Items from a data source
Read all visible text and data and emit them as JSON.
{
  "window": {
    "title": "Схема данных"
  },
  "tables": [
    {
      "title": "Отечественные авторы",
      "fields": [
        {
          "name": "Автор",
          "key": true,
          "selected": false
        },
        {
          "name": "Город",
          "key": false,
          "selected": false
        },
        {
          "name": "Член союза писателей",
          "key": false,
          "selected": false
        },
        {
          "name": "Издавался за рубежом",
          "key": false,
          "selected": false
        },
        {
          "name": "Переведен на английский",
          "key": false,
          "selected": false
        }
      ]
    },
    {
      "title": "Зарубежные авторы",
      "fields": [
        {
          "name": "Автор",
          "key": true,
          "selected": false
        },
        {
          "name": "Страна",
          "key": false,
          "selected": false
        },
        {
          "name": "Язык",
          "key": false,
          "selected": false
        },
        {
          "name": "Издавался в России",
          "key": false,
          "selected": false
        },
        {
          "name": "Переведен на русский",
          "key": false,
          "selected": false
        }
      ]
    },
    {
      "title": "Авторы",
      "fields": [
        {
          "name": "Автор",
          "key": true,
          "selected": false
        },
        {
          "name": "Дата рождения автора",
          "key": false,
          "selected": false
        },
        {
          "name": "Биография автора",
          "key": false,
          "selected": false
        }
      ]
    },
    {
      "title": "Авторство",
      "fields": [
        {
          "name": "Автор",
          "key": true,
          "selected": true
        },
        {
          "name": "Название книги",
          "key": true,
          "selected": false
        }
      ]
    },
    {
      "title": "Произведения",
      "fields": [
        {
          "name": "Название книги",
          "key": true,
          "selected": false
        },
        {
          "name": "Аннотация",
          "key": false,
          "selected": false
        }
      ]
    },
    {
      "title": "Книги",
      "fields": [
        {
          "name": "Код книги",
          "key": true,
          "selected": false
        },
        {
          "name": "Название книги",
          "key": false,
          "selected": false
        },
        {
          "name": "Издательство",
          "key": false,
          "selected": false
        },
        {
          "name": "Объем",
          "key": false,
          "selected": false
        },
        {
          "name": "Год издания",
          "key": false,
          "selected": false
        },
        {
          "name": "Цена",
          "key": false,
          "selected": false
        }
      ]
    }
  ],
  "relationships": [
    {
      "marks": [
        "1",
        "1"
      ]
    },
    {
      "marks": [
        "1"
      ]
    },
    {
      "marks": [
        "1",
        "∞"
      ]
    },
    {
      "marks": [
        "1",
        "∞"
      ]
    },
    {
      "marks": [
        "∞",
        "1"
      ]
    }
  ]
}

- _Short problem_
Output the full listing exactly as it stands.

- _Written answer_
Read all visible text and data and emit them as JSON.
{
  "window": {
    "title": "Схема данных"
  },
  "tables": [
    {
      "title": "Отечественные авторы",
      "fields": [
        {
          "name": "Автор",
          "key": true,
          "selected": false
        },
        {
          "name": "Город",
          "key": false,
          "selected": false
        },
        {
          "name": "Член союза писателей",
          "key": false,
          "selected": false
        },
        {
          "name": "Издавался за рубежом",
          "key": false,
          "selected": false
        },
        {
          "name": "Переведен на английский",
          "key": false,
          "selected": false
        }
      ]
    },
    {
      "title": "Зарубежные авторы",
      "fields": [
        {
          "name": "Автор",
          "key": true,
          "selected": false
        },
        {
          "name": "Страна",
          "key": false,
          "selected": false
        },
        {
          "name": "Язык",
          "key": false,
          "selected": false
        },
        {
          "name": "Издавался в России",
          "key": false,
          "selected": false
        },
        {
          "name": "Переведен на русский",
          "key": false,
          "selected": false
        }
      ]
    },
    {
      "title": "Авторы",
      "fields": [
        {
          "name": "Автор",
          "key": true,
          "selected": false
        },
        {
          "name": "Дата рождения автора",
          "key": false,
          "selected": false
        },
        {
          "name": "Биография автора",
          "key": false,
          "selected": false
        }
      ]
    },
    {
      "title": "Авторство",
      "fields": [
        {
          "name": "Автор",
          "key": true,
          "selected": true
        },
        {
          "name": "Название книги",
          "key": true,
          "selected": false
        }
      ]
    },
    {
      "title": "Произведения",
      "fields": [
        {
          "name": "Название книги",
          "key": true,
          "selected": false
        },
        {
          "name": "Аннотация",
          "key": false,
          "selected": false
        }
      ]
    },
    {
      "title": "Книги",
      "fields": [
        {
          "name": "Код книги",
          "key": true,
          "selected": false
        },
        {
          "name": "Название книги",
          "key": false,
          "selected": false
        },
        {
          "name": "Издательство",
          "key": false,
          "selected": false
        },
        {
          "name": "Объем",
          "key": false,
          "selected": false
        },
        {
          "name": "Год издания",
          "key": false,
          "selected": false
        },
        {
          "name": "Цена",
          "key": false,
          "selected": false
        }
      ]
    }
  ],
  "relationships": [
    {
      "marks": [
        "1",
        "1"
      ]
    },
    {
      "marks": [
        "1"
      ]
    },
    {
      "marks": [
        "1",
        "∞"
      ]
    },
    {
      "marks": [
        "1",
        "∞"
      ]
    },
    {
      "marks": [
        "∞",
        "1"
      ]
    }
  ]
}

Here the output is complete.